◆ Extracted entries ◆
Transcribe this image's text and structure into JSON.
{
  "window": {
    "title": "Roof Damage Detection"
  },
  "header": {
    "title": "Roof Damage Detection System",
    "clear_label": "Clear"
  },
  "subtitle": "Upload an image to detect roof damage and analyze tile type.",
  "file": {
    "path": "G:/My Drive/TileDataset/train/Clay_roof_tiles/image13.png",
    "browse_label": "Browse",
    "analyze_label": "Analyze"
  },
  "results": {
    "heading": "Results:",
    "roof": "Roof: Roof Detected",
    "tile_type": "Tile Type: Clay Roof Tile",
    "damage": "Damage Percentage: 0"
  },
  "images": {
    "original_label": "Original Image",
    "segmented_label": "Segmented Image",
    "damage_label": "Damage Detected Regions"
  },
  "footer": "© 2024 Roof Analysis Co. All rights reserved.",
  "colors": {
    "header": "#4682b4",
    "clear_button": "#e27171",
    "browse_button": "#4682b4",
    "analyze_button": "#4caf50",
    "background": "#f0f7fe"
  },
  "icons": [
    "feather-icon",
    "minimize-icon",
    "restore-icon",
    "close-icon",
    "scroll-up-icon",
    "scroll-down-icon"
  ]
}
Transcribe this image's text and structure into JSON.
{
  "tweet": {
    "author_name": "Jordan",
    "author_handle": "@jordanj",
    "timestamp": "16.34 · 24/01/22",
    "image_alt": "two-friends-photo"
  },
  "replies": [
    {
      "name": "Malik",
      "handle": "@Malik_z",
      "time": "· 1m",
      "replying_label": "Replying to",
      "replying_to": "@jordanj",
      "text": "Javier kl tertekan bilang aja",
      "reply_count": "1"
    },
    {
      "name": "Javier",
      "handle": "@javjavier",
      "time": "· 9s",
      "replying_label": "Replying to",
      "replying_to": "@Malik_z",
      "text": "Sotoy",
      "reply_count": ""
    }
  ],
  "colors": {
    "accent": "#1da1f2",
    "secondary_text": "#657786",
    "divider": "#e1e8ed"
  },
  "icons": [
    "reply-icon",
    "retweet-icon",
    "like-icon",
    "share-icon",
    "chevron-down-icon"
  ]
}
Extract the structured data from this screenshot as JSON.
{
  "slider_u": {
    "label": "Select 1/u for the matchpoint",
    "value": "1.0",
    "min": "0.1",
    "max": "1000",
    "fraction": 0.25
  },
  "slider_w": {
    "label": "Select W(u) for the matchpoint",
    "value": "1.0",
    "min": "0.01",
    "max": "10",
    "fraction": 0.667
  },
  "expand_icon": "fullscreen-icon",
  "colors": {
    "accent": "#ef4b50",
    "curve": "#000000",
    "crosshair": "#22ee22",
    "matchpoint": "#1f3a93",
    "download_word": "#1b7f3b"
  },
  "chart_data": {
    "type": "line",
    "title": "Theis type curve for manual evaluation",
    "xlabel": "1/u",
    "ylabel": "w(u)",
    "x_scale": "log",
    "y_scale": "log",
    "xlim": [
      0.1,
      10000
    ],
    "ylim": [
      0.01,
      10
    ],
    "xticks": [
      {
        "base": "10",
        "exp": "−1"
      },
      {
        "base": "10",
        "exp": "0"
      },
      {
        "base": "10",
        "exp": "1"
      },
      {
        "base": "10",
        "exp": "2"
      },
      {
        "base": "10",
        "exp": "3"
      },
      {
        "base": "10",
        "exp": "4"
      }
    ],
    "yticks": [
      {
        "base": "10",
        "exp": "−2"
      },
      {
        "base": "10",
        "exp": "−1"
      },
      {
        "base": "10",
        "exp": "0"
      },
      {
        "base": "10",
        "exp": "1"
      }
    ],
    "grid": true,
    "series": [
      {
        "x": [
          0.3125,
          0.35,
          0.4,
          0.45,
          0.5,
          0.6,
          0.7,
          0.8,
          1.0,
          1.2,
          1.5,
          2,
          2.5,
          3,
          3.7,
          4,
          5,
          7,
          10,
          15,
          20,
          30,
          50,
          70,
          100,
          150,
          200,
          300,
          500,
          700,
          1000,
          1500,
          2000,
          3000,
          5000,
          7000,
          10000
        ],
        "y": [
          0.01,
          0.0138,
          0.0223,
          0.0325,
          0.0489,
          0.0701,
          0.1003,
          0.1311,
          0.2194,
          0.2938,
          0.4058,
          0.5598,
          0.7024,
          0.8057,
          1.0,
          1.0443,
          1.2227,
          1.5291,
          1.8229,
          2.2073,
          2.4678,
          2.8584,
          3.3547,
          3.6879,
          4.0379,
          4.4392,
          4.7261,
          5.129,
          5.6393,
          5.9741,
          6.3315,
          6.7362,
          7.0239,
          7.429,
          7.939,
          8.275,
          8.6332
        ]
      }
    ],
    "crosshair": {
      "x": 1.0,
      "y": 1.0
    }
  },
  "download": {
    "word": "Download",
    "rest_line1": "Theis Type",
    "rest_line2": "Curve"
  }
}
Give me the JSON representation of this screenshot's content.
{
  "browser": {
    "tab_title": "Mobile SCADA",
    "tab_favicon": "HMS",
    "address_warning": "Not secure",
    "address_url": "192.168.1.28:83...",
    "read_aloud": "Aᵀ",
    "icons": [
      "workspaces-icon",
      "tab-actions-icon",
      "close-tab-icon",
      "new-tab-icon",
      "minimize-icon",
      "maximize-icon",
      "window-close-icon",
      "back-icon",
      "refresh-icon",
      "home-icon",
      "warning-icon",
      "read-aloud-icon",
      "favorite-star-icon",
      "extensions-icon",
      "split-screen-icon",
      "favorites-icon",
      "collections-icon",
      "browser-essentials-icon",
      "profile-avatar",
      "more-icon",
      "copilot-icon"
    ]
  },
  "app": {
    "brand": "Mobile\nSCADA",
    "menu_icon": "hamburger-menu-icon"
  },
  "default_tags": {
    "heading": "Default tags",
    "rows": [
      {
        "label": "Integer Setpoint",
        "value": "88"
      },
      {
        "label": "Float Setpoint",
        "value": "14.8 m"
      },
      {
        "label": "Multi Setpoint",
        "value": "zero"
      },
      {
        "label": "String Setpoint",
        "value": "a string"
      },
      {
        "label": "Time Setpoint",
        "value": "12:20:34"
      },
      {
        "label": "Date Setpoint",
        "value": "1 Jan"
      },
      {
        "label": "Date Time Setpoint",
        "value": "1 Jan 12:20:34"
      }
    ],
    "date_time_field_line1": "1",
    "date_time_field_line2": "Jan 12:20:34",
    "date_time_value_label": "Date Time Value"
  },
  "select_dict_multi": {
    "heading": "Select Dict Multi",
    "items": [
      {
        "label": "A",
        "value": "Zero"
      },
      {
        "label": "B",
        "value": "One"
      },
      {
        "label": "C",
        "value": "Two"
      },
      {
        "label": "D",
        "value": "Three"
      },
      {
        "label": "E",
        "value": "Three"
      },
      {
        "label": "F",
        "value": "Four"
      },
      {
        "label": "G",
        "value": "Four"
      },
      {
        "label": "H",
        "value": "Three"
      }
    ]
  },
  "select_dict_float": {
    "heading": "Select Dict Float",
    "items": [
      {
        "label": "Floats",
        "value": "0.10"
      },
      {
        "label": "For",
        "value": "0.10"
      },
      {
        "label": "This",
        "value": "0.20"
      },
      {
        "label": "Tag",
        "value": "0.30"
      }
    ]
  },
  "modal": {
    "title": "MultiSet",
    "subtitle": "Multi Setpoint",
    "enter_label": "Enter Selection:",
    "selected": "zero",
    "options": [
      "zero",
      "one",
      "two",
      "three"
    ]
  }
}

◆ What is needed ◆
Exactly reproduce every line of the records.

◆ Correct output ◆
Transcribe this image's text and structure into JSON.
{
  "window": {
    "title": "Roof Damage Detection"
  },
  "header": {
    "title": "Roof Damage Detection System",
    "clear_label": "Clear"
  },
  "subtitle": "Upload an image to detect roof damage and analyze tile type.",
  "file": {
    "path": "G:/My Drive/TileDataset/train/Clay_roof_tiles/image13.png",
    "browse_label": "Browse",
    "analyze_label": "Analyze"
  },
  "results": {
    "heading": "Results:",
    "roof": "Roof: Roof Detected",
    "tile_type": "Tile Type: Clay Roof Tile",
    "damage": "Damage Percentage: 0"
  },
  "images": {
    "original_label": "Original Image",
    "segmented_label": "Segmented Image",
    "damage_label": "Damage Detected Regions"
  },
  "footer": "© 2024 Roof Analysis Co. All rights reserved.",
  "colors": {
    "header": "#4682b4",
    "clear_button": "#e27171",
    "browse_button": "#4682b4",
    "analyze_button": "#4caf50",
    "background": "#f0f7fe"
  },
  "icons": [
    "feather-icon",
    "minimize-icon",
    "restore-icon",
    "close-icon",
    "scroll-up-icon",
    "scroll-down-icon"
  ]
}
Transcribe this image's text and structure into JSON.
{
  "tweet": {
    "author_name": "Jordan",
    "author_handle": "@jordanj",
    "timestamp": "16.34 · 24/01/22",
    "image_alt": "two-friends-photo"
  },
  "replies": [
    {
      "name": "Malik",
      "handle": "@Malik_z",
      "time": "· 1m",
      "replying_label": "Replying to",
      "replying_to": "@jordanj",
      "text": "Javier kl tertekan bilang aja",
      "reply_count": "1"
    },
    {
      "name": "Javier",
      "handle": "@javjavier",
      "time": "· 9s",
      "replying_label": "Replying to",
      "replying_to": "@Malik_z",
      "text": "Sotoy",
      "reply_count": ""
    }
  ],
  "colors": {
    "accent": "#1da1f2",
    "secondary_text": "#657786",
    "divider": "#e1e8ed"
  },
  "icons": [
    "reply-icon",
    "retweet-icon",
    "like-icon",
    "share-icon",
    "chevron-down-icon"
  ]
}
Extract the structured data from this screenshot as JSON.
{
  "slider_u": {
    "label": "Select 1/u for the matchpoint",
    "value": "1.0",
    "min": "0.1",
    "max": "1000",
    "fraction": 0.25
  },
  "slider_w": {
    "label": "Select W(u) for the matchpoint",
    "value": "1.0",
    "min": "0.01",
    "max": "10",
    "fraction": 0.667
  },
  "expand_icon": "fullscreen-icon",
  "colors": {
    "accent": "#ef4b50",
    "curve": "#000000",
    "crosshair": "#22ee22",
    "matchpoint": "#1f3a93",
    "download_word": "#1b7f3b"
  },
  "chart_data": {
    "type": "line",
    "title": "Theis type curve for manual evaluation",
    "xlabel": "1/u",
    "ylabel": "w(u)",
    "x_scale": "log",
    "y_scale": "log",
    "xlim": [
      0.1,
      10000
    ],
    "ylim": [
      0.01,
      10
    ],
    "xticks": [
      {
        "base": "10",
        "exp": "−1"
      },
      {
        "base": "10",
        "exp": "0"
      },
      {
        "base": "10",
        "exp": "1"
      },
      {
        "base": "10",
        "exp": "2"
      },
      {
        "base": "10",
        "exp": "3"
      },
      {
        "base": "10",
        "exp": "4"
      }
    ],
    "yticks": [
      {
        "base": "10",
        "exp": "−2"
      },
      {
        "base": "10",
        "exp": "−1"
      },
      {
        "base": "10",
        "exp": "0"
      },
      {
        "base": "10",
        "exp": "1"
      }
    ],
    "grid": true,
    "series": [
      {
        "x": [
          0.3125,
          0.35,
          0.4,
          0.45,
          0.5,
          0.6,
          0.7,
          0.8,
          1.0,
          1.2,
          1.5,
          2,
          2.5,
          3,
          3.7,
          4,
          5,
          7,
          10,
          15,
          20,
          30,
          50,
          70,
          100,
          150,
          200,
          300,
          500,
          700,
          1000,
          1500,
          2000,
          3000,
          5000,
          7000,
          10000
        ],
        "y": [
          0.01,
          0.0138,
          0.0223,
          0.0325,
          0.0489,
          0.0701,
          0.1003,
          0.1311,
          0.2194,
          0.2938,
          0.4058,
          0.5598,
          0.7024,
          0.8057,
          1.0,
          1.0443,
          1.2227,
          1.5291,
          1.8229,
          2.2073,
          2.4678,
          2.8584,
          3.3547,
          3.6879,
          4.0379,
          4.4392,
          4.7261,
          5.129,
          5.6393,
          5.9741,
          6.3315,
          6.7362,
          7.0239,
          7.429,
          7.939,
          8.275,
          8.6332
        ]
      }
    ],
    "crosshair": {
      "x": 1.0,
      "y": 1.0
    }
  },
  "download": {
    "word": "Download",
    "rest_line1": "Theis Type",
    "rest_line2": "Curve"
  }
}
Give me the JSON representation of this screenshot's content.
{
  "browser": {
    "tab_title": "Mobile SCADA",
    "tab_favicon": "HMS",
    "address_warning": "Not secure",
    "address_url": "192.168.1.28:83...",
    "read_aloud": "Aᵀ",
    "icons": [
      "workspaces-icon",
      "tab-actions-icon",
      "close-tab-icon",
      "new-tab-icon",
      "minimize-icon",
      "maximize-icon",
      "window-close-icon",
      "back-icon",
      "refresh-icon",
      "home-icon",
      "warning-icon",
      "read-aloud-icon",
      "favorite-star-icon",
      "extensions-icon",
      "split-screen-icon",
      "favorites-icon",
      "collections-icon",
      "browser-essentials-icon",
      "profile-avatar",
      "more-icon",
      "copilot-icon"
    ]
  },
  "app": {
    "brand": "Mobile\nSCADA",
    "menu_icon": "hamburger-menu-icon"
  },
  "default_tags": {
    "heading": "Default tags",
    "rows": [
      {
        "label": "Integer Setpoint",
        "value": "88"
      },
      {
        "label": "Float Setpoint",
        "value": "14.8 m"
      },
      {
        "label": "Multi Setpoint",
        "value": "zero"
      },
      {
        "label": "String Setpoint",
        "value": "a string"
      },
      {
        "label": "Time Setpoint",
        "value": "12:20:34"
      },
      {
        "label": "Date Setpoint",
        "value": "1 Jan"
      },
      {
        "label": "Date Time Setpoint",
        "value": "1 Jan 12:20:34"
      }
    ],
    "date_time_field_line1": "1",
    "date_time_field_line2": "Jan 12:20:34",
    "date_time_value_label": "Date Time Value"
  },
  "select_dict_multi": {
    "heading": "Select Dict Multi",
    "items": [
      {
        "label": "A",
        "value": "Zero"
      },
      {
        "label": "B",
        "value": "One"
      },
      {
        "label": "C",
        "value": "Two"
      },
      {
        "label": "D",
        "value": "Three"
      },
      {
        "label": "E",
        "value": "Three"
      },
      {
        "label": "F",
        "value": "Four"
      },
      {
        "label": "G",
        "value": "Four"
      },
      {
        "label": "H",
        "value": "Three"
      }
    ]
  },
  "select_dict_float": {
    "heading": "Select Dict Float",
    "items": [
      {
        "label": "Floats",
        "value": "0.10"
      },
      {
        "label": "For",
        "value": "0.10"
      },
      {
        "label": "This",
        "value": "0.20"
      },
      {
        "label": "Tag",
        "value": "0.30"
      }
    ]
  },
  "modal": {
    "title": "MultiSet",
    "subtitle": "Multi Setpoint",
    "enter_label": "Enter Selection:",
    "selected": "zero",
    "options": [
      "zero",
      "one",
      "two",
      "three"
    ]
  }
}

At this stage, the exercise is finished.